───── RAW DATA

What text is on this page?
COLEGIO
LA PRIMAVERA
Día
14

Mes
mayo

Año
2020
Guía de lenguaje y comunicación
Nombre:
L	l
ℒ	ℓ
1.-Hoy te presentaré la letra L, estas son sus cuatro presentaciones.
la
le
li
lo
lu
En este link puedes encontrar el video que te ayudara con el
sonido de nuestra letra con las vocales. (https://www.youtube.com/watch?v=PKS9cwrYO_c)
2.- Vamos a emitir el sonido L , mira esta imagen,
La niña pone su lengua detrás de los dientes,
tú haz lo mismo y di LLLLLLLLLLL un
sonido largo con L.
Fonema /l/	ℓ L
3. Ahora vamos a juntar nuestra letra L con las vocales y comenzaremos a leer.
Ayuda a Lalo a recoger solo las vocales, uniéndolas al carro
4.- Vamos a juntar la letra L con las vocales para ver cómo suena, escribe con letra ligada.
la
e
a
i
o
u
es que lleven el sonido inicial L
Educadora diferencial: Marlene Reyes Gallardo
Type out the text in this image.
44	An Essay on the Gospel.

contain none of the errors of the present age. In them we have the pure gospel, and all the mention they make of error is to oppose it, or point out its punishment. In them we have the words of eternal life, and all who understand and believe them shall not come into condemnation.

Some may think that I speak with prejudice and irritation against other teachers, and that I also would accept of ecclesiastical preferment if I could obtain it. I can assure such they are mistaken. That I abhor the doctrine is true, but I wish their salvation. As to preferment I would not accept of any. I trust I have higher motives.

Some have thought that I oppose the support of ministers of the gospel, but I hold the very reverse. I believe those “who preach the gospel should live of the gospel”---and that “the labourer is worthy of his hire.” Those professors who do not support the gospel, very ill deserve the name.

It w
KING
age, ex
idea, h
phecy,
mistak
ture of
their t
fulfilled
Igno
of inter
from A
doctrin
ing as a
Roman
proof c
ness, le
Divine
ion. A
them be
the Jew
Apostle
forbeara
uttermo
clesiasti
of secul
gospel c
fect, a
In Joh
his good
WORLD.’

──────────

● WHAT YOU ARE ASKED TO DO
Pick each line holding the word "that" out of the listing.

● EXERCISE RESPONSE
Some may think that I speak with prejudice and irritation against other teachers, and that I also would accept of ecclesiastical preferment if I could obtain it. I can assure such they are mistaken. That I abhor the doctrine is true, but I wish their salvation. As to preferment I would not accept of any. I trust I have higher motives.
Some have thought that I oppose the support of ministers of the gospel, but I hold the very reverse. I believe those “who preach the gospel should live of the gospel”---and that “the labourer is worthy of his hire.” Those professors who do not support the gospel, very ill deserve the name.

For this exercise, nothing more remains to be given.